■ Exercise ■
Can you return, word for word, the rows from the line containing "y-tick-label: 0.00 xyxy=(90,505,127,526)" through the line containing "legend-label: Second-person (you)", with both of those lines included?

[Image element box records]
- - - - - - -

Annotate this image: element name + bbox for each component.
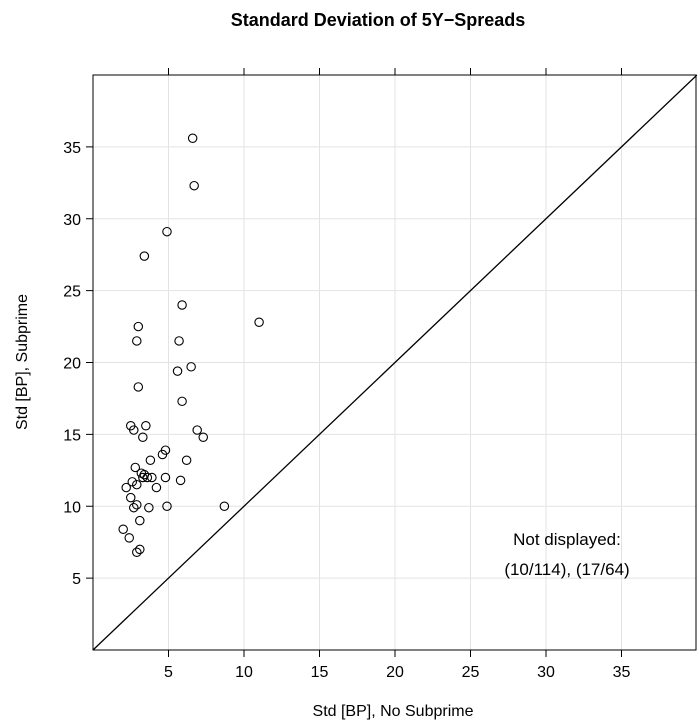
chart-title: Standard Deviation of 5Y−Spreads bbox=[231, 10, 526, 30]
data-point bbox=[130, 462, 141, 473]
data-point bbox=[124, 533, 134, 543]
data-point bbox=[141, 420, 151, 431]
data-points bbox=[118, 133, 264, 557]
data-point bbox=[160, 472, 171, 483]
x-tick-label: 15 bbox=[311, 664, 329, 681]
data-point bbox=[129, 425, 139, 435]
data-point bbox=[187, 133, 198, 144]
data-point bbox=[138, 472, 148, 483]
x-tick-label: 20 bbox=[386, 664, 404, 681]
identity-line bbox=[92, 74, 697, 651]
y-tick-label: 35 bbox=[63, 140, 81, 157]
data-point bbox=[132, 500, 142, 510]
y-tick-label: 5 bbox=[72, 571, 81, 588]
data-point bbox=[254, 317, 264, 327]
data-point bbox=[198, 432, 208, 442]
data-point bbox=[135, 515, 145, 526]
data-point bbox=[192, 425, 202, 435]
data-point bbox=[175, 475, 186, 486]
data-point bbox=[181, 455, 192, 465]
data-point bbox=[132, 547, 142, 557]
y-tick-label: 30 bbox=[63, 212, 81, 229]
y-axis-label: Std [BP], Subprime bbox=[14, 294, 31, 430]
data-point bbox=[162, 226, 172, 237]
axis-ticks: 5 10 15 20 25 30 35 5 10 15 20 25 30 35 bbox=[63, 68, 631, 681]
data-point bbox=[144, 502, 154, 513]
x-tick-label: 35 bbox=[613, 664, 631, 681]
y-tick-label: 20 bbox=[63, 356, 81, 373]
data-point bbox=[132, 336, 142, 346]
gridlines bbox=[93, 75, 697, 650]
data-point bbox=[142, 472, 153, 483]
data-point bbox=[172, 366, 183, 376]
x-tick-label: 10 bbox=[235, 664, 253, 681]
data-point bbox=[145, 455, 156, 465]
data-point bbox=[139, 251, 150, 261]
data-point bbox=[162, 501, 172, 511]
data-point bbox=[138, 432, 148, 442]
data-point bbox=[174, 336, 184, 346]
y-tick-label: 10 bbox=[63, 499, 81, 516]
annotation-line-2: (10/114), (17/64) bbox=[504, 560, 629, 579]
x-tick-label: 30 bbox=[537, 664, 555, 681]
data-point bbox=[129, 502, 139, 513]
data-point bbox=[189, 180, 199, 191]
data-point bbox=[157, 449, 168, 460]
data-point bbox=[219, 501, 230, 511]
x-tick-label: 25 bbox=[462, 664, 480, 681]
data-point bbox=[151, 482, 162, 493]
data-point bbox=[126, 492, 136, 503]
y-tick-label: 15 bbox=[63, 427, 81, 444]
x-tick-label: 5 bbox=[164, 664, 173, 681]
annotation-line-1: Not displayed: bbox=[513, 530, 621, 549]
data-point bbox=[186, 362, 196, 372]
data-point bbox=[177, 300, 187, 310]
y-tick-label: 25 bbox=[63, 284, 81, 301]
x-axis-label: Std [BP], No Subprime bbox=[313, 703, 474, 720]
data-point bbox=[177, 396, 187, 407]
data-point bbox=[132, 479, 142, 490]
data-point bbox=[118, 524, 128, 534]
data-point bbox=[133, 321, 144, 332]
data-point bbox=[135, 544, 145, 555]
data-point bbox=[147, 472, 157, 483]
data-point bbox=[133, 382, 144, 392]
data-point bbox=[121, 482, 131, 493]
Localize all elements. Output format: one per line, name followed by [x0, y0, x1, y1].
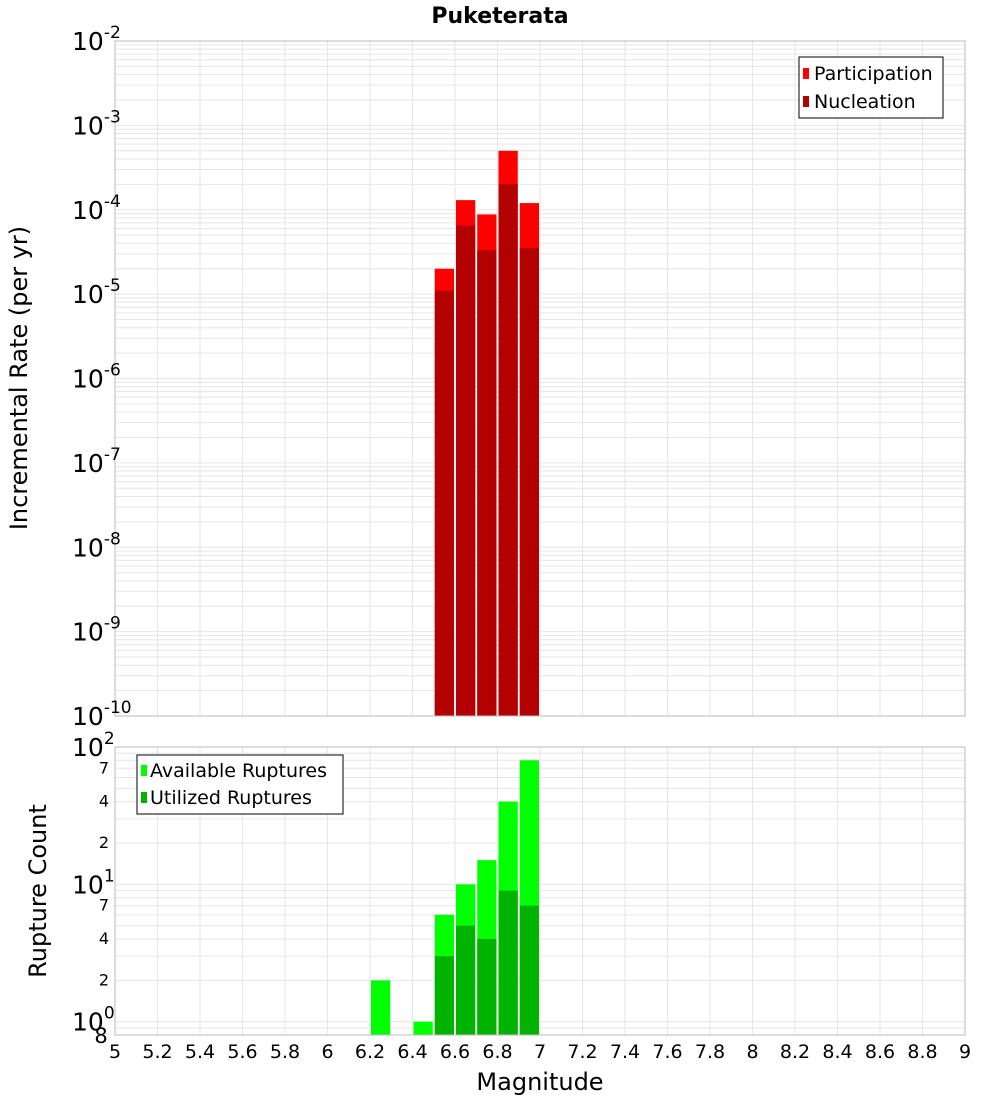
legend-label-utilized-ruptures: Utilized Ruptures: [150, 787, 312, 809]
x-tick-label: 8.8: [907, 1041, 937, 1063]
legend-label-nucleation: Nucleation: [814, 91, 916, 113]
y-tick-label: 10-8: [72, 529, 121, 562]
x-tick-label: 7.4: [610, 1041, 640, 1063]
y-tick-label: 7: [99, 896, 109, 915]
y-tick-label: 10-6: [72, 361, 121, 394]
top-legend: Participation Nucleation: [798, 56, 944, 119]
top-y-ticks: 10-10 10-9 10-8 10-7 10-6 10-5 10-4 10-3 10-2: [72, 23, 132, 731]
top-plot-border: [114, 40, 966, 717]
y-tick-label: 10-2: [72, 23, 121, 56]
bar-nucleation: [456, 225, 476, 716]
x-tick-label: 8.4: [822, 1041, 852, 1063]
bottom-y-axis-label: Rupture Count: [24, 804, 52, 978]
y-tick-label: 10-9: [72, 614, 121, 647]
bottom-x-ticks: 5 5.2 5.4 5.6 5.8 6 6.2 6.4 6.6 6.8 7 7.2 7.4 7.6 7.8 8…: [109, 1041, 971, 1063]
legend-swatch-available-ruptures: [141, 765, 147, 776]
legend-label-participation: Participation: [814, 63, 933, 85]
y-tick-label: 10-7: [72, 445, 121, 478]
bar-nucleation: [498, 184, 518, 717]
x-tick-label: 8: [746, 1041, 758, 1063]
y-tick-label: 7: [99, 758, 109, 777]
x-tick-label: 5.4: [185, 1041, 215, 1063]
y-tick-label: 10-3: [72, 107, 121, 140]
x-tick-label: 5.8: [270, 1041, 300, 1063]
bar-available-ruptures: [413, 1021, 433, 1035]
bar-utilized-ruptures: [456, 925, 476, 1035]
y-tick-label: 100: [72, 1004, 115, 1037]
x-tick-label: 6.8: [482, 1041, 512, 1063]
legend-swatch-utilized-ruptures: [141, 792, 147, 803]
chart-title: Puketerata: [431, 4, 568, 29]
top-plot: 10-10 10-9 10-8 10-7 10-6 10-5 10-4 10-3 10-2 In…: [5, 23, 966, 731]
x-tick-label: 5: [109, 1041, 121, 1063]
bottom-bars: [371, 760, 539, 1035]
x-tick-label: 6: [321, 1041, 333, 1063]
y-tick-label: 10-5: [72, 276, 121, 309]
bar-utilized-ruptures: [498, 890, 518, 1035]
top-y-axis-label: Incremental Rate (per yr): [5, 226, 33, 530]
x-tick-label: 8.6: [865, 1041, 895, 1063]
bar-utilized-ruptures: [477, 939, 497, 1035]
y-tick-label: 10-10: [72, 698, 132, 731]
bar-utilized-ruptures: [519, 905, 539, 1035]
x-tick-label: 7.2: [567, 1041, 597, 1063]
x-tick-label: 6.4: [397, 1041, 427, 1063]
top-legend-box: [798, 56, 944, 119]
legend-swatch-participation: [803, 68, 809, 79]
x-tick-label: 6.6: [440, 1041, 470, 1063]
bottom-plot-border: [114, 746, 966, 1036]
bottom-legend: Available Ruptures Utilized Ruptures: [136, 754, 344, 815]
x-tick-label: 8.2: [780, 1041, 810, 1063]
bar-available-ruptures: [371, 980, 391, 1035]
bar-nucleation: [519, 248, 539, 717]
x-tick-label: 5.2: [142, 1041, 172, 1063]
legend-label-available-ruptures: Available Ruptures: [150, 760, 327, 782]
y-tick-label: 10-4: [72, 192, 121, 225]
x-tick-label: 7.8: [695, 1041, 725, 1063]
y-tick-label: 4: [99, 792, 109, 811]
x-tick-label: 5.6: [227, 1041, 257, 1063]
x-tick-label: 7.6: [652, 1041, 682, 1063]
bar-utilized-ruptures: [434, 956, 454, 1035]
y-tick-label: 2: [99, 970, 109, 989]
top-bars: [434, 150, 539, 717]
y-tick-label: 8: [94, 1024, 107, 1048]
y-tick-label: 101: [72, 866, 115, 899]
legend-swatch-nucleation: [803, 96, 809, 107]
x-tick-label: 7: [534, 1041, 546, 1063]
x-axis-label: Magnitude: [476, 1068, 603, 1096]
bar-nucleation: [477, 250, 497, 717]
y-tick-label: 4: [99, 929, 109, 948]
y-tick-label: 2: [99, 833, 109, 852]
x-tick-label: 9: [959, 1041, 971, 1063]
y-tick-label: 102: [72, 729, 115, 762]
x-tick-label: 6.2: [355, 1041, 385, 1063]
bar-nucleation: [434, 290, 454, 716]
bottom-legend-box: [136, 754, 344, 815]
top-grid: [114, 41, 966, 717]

- - - - - - -

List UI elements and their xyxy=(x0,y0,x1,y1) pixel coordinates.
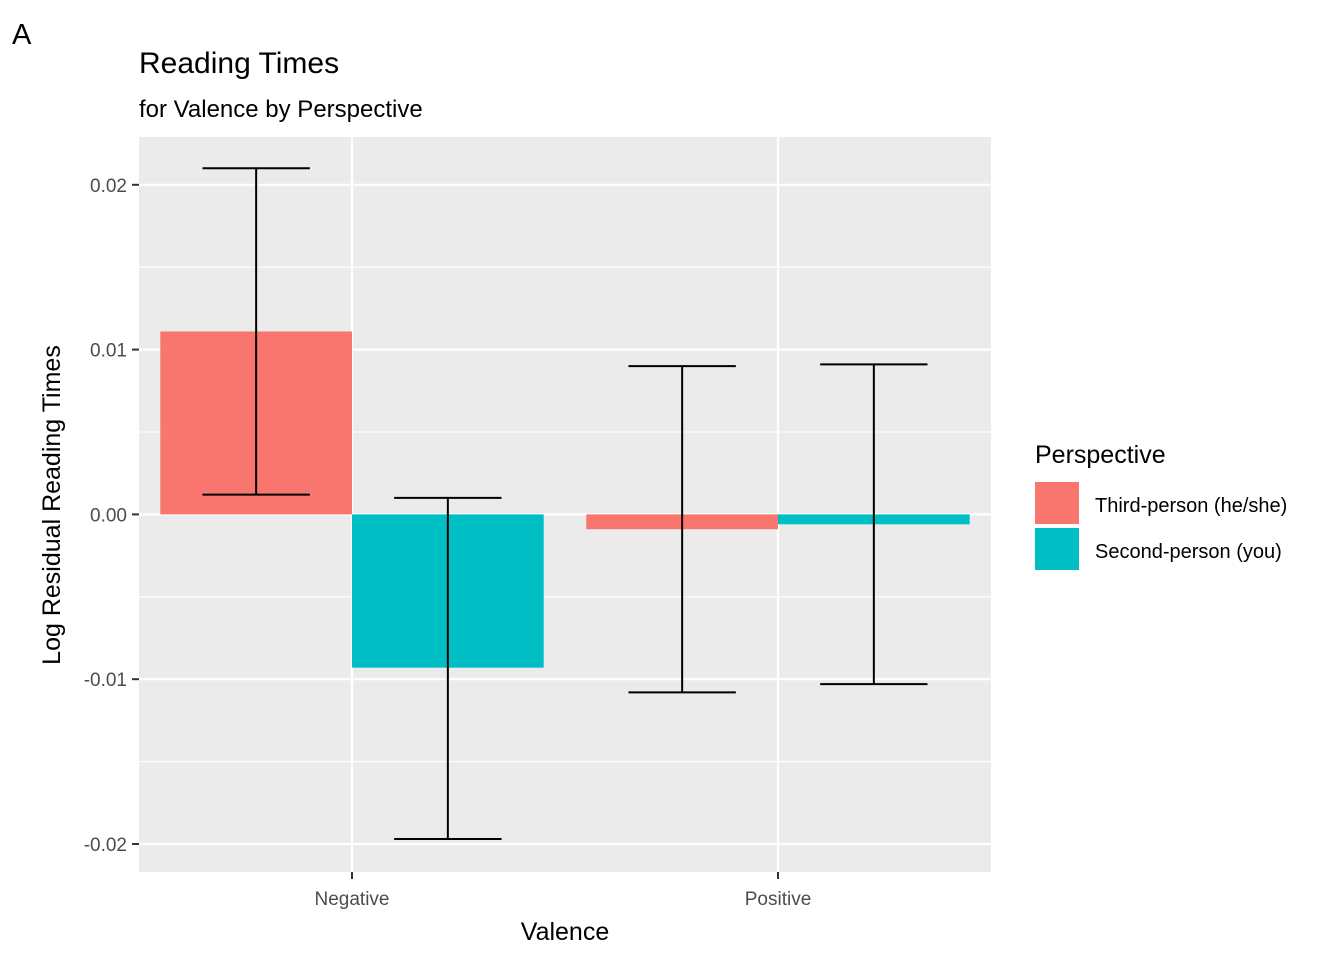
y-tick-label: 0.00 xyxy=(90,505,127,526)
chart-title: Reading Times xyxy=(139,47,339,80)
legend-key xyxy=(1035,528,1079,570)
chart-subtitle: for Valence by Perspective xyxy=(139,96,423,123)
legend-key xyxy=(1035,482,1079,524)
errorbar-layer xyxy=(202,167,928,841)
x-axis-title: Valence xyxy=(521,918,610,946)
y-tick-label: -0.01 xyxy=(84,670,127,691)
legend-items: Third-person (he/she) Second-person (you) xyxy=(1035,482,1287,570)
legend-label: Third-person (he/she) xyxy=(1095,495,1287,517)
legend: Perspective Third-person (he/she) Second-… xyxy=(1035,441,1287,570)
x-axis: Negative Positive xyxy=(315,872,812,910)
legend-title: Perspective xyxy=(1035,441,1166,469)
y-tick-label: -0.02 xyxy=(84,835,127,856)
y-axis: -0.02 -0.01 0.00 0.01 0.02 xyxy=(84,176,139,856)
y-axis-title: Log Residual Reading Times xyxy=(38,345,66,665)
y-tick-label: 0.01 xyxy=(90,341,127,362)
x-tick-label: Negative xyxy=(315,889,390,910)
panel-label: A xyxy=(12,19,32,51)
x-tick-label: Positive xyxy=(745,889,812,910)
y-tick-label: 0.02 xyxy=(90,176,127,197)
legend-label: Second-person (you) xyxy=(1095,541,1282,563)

- - - - - - -

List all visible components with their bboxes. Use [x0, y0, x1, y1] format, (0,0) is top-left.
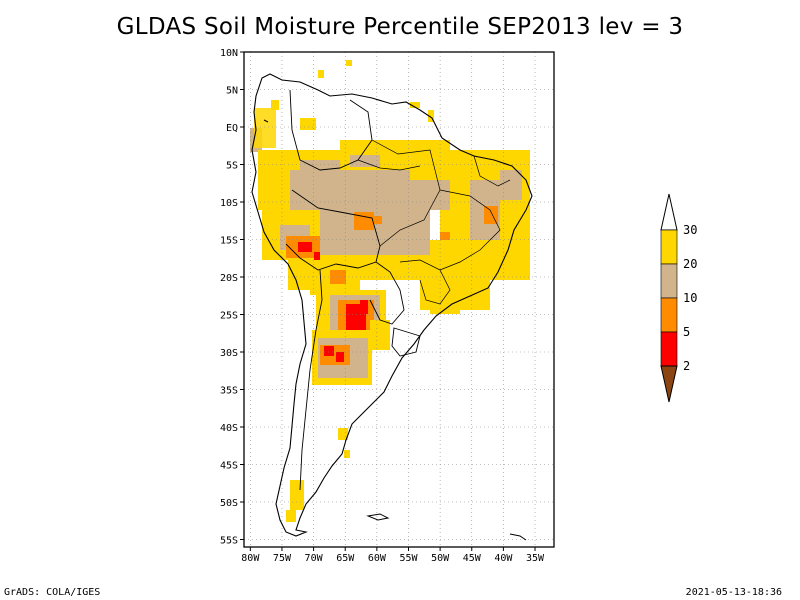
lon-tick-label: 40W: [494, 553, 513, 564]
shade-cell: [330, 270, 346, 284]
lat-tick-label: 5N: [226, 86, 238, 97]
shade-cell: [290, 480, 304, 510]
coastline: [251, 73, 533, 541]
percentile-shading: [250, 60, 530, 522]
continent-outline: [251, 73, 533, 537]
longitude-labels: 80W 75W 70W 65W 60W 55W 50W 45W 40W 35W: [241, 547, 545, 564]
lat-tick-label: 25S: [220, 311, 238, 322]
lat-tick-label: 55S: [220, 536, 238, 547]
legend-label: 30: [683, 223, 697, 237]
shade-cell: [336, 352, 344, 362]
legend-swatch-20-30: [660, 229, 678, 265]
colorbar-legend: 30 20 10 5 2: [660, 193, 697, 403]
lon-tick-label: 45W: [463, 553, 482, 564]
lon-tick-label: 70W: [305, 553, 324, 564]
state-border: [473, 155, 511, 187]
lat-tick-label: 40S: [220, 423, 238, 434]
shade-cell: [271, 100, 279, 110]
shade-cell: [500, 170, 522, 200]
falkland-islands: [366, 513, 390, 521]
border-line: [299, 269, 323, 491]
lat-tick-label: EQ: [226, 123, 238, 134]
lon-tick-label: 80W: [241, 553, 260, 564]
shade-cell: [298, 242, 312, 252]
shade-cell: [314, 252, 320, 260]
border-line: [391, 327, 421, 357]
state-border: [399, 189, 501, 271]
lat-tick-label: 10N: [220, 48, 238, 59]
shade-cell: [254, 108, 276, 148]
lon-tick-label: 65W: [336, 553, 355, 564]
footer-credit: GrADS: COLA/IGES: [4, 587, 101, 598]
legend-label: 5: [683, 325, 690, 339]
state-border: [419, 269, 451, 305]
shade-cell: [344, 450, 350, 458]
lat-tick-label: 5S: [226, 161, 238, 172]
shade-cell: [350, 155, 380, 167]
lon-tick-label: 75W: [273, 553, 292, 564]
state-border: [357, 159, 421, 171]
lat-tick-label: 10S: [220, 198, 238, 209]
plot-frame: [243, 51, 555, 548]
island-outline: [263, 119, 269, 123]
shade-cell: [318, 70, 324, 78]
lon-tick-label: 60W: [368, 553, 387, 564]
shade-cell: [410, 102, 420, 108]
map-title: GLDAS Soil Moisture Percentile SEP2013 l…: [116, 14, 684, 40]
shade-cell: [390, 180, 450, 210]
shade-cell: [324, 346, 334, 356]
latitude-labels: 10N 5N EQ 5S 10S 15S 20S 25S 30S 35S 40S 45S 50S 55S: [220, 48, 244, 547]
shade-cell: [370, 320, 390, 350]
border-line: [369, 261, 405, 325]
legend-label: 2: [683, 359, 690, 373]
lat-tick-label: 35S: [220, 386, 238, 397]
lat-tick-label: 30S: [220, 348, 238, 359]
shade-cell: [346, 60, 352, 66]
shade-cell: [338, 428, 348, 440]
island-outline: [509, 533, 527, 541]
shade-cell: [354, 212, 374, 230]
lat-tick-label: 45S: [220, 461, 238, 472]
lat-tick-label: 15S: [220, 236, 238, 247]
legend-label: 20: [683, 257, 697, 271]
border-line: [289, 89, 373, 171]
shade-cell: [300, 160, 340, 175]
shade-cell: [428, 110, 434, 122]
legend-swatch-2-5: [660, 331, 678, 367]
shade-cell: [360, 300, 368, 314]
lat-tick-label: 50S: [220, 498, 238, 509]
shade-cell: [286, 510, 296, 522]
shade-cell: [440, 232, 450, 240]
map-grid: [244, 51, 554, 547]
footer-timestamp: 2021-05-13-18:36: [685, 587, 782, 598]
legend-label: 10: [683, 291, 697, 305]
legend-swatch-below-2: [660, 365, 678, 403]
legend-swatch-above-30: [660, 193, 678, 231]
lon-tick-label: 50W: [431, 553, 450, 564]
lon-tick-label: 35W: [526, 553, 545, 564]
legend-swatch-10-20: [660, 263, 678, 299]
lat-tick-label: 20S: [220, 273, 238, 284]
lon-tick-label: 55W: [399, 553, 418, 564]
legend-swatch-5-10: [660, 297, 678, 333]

- - - - - - -

■ Solved problem ■
y-tick-label: 0.00 xyxy=(90,505,127,526)
chart-title: Reading Times xyxy=(139,47,339,80)
legend-key xyxy=(1035,528,1079,570)
chart-subtitle: for Valence by Perspective xyxy=(139,96,423,123)
legend-key xyxy=(1035,482,1079,524)
errorbar-layer xyxy=(202,167,928,841)
x-axis-title: Valence xyxy=(521,918,610,946)
y-tick-label: -0.01 xyxy=(84,670,127,691)
legend-items: Third-person (he/she) Second-person (you) xyxy=(1035,482,1287,570)
legend-label: Third-person (he/she) xyxy=(1095,495,1287,517)
legend: Perspective Third-person (he/she) Second-… xyxy=(1035,441,1287,570)
x-axis: Negative Positive xyxy=(315,872,812,910)
legend-title: Perspective xyxy=(1035,441,1166,469)
y-tick-label: -0.02 xyxy=(84,835,127,856)
y-axis: -0.02 -0.01 0.00 0.01 0.02 xyxy=(84,176,139,856)
y-axis-title: Log Residual Reading Times xyxy=(38,345,66,665)
y-tick-label: 0.01 xyxy=(90,341,127,362)
x-tick-label: Negative xyxy=(315,889,390,910)
panel-label: A xyxy=(12,19,32,51)
x-tick-label: Positive xyxy=(745,889,812,910)
y-tick-label: 0.02 xyxy=(90,176,127,197)
legend-label: Second-person (you) xyxy=(1095,541,1282,563)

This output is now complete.